Write the rows below as a JSON list of strings, one per line and with blank lines omitted, starting at the first line and ending with the line containing "Decompose this screenshot", both included. Leave the pictures out.

/---

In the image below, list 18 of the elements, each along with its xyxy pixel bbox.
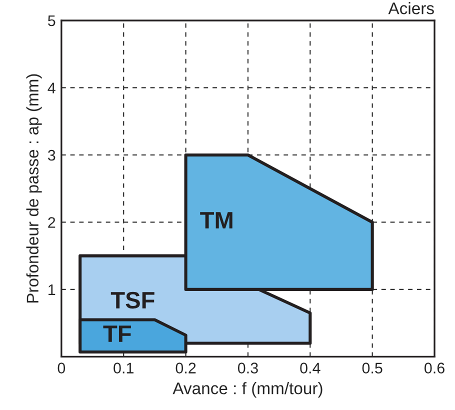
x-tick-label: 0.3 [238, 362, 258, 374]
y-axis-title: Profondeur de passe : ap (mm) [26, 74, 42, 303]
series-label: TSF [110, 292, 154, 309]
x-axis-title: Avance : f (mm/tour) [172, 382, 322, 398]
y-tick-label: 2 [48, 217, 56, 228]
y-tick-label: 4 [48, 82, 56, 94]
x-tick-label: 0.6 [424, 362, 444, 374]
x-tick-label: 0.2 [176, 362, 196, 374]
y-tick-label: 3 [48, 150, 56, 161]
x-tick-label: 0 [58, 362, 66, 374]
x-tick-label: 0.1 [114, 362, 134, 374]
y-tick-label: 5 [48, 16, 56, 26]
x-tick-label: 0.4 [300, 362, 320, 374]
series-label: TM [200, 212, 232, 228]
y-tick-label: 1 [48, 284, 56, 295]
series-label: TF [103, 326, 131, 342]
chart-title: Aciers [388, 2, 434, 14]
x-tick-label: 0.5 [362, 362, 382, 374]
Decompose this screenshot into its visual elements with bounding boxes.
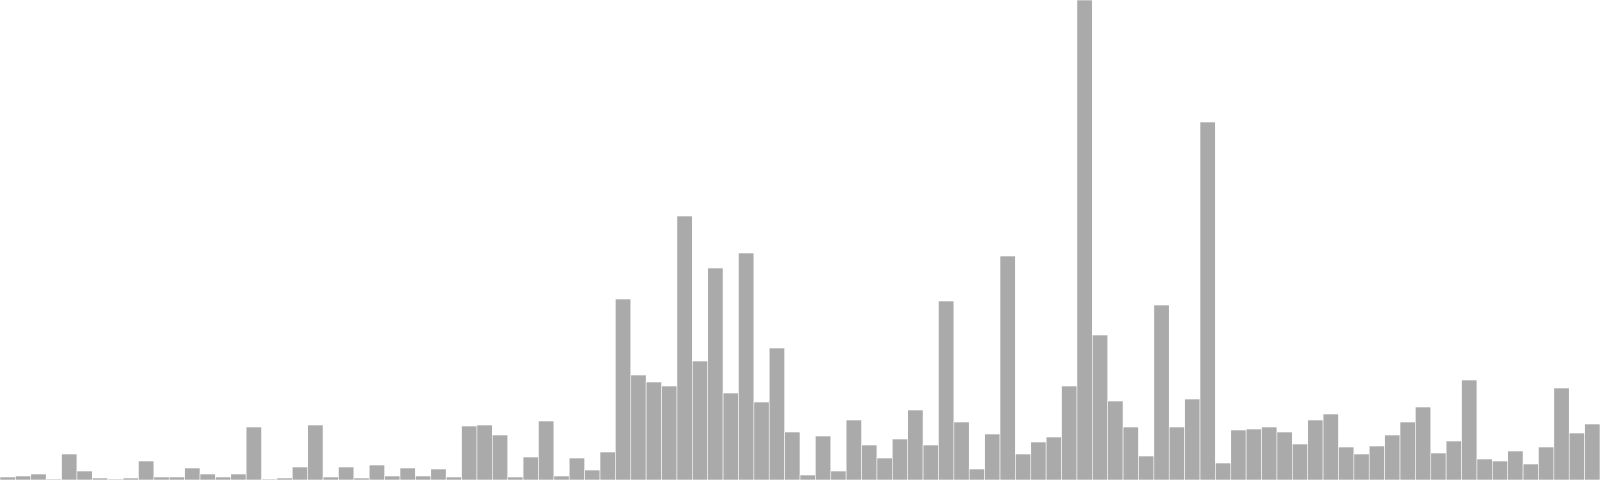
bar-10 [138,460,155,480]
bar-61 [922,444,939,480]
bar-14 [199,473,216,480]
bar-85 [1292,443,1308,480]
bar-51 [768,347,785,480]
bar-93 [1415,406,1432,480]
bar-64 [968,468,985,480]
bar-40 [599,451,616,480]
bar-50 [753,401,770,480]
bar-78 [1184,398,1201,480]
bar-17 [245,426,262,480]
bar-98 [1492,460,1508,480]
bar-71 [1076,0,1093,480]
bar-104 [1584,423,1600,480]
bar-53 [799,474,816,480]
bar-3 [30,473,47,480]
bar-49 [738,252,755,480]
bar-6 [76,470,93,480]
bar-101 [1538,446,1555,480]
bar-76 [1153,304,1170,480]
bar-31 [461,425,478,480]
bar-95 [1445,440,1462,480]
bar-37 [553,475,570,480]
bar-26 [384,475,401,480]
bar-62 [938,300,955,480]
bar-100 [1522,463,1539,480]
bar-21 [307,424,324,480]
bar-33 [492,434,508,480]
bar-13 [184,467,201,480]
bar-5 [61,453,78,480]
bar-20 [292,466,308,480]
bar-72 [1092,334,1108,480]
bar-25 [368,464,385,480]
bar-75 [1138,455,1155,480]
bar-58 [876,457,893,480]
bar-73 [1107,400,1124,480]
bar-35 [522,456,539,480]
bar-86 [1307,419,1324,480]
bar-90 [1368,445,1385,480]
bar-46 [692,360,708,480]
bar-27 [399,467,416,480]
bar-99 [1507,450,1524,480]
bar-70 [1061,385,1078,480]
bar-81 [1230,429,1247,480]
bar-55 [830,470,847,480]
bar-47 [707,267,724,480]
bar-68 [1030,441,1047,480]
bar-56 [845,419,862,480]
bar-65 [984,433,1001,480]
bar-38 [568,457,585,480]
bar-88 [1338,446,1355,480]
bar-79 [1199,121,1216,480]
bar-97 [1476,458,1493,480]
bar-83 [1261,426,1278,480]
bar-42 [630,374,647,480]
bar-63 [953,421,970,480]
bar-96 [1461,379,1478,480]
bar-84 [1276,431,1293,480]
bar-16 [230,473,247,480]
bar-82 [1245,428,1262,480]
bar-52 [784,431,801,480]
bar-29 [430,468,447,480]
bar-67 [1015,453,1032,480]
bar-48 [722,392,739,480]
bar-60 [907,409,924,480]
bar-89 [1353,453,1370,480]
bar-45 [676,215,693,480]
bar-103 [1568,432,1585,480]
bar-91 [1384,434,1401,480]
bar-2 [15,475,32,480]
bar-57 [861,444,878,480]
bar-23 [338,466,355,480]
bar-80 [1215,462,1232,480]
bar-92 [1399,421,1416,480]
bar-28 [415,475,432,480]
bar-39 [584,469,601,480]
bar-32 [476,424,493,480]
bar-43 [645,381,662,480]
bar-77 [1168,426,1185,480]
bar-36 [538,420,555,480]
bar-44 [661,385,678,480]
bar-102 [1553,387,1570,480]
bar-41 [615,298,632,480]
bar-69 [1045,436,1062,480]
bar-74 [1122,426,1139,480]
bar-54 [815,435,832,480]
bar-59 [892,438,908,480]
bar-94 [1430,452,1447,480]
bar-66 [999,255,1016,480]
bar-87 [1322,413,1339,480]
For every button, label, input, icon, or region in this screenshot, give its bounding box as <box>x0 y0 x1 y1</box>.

\---

**Exercise solution:**
[
  "In the image below, list 18 of the elements, each along with its xyxy pixel bbox.",
  "x-tick-label: 0.3 [238, 362, 258, 374]",
  "y-axis-title: Profondeur de passe : ap (mm) [26, 74, 42, 303]",
  "series-label: TSF [110, 292, 154, 309]",
  "x-axis-title: Avance : f (mm/tour) [172, 382, 322, 398]",
  "y-tick-label: 2 [48, 217, 56, 228]",
  "y-tick-label: 4 [48, 82, 56, 94]",
  "x-tick-label: 0.6 [424, 362, 444, 374]",
  "x-tick-label: 0.2 [176, 362, 196, 374]",
  "y-tick-label: 3 [48, 150, 56, 161]",
  "x-tick-label: 0 [58, 362, 66, 374]",
  "x-tick-label: 0.1 [114, 362, 134, 374]",
  "y-tick-label: 5 [48, 16, 56, 26]",
  "x-tick-label: 0.4 [300, 362, 320, 374]",
  "series-label: TM [200, 212, 232, 228]",
  "y-tick-label: 1 [48, 284, 56, 295]",
  "series-label: TF [103, 326, 131, 342]",
  "chart-title: Aciers [388, 2, 434, 14]",
  "x-tick-label: 0.5 [362, 362, 382, 374]",
  "Decompose this screenshot into its visual elements with bounding boxes."
]